Data lines:
========================================================================

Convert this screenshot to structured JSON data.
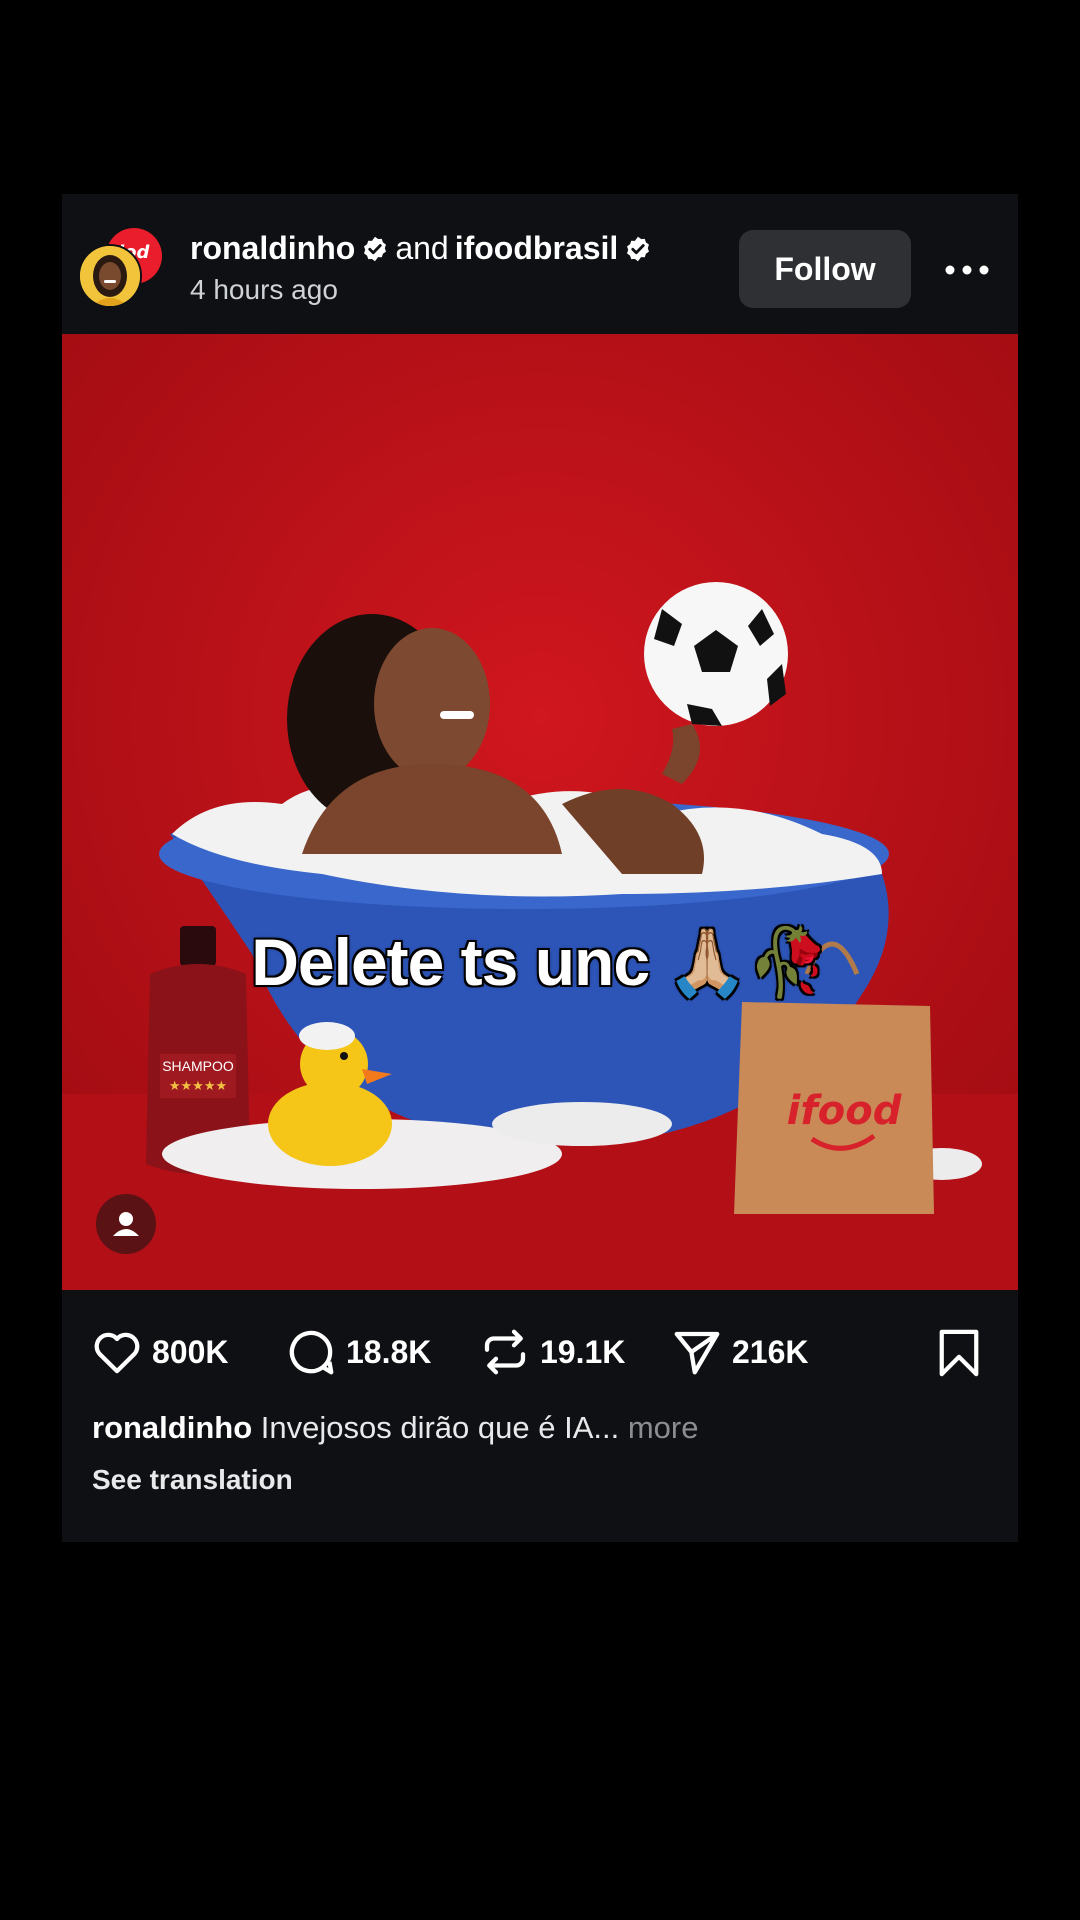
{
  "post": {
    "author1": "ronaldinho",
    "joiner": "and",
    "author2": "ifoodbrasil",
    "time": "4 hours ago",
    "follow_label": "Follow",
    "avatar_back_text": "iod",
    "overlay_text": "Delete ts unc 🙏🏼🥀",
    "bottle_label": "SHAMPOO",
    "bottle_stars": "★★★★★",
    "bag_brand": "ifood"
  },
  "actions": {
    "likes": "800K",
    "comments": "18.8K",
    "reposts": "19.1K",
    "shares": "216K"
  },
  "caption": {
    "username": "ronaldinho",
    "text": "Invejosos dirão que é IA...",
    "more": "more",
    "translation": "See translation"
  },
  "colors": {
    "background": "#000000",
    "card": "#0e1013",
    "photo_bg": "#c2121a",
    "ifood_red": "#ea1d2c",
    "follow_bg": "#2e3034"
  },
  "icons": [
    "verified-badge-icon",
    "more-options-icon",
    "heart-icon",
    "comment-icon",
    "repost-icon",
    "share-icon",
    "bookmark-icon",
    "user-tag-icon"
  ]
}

========================================================================

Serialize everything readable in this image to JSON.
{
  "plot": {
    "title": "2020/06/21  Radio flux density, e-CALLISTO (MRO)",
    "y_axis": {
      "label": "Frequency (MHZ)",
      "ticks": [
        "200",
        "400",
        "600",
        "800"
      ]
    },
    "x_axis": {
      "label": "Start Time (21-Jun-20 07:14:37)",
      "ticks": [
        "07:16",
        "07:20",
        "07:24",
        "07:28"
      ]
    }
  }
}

========================================================================

The request:
Write out each line of the data that holds the string "ronaldinho".

Exercise solution:
    "author1": "ronaldinho",
    "username": "ronaldinho",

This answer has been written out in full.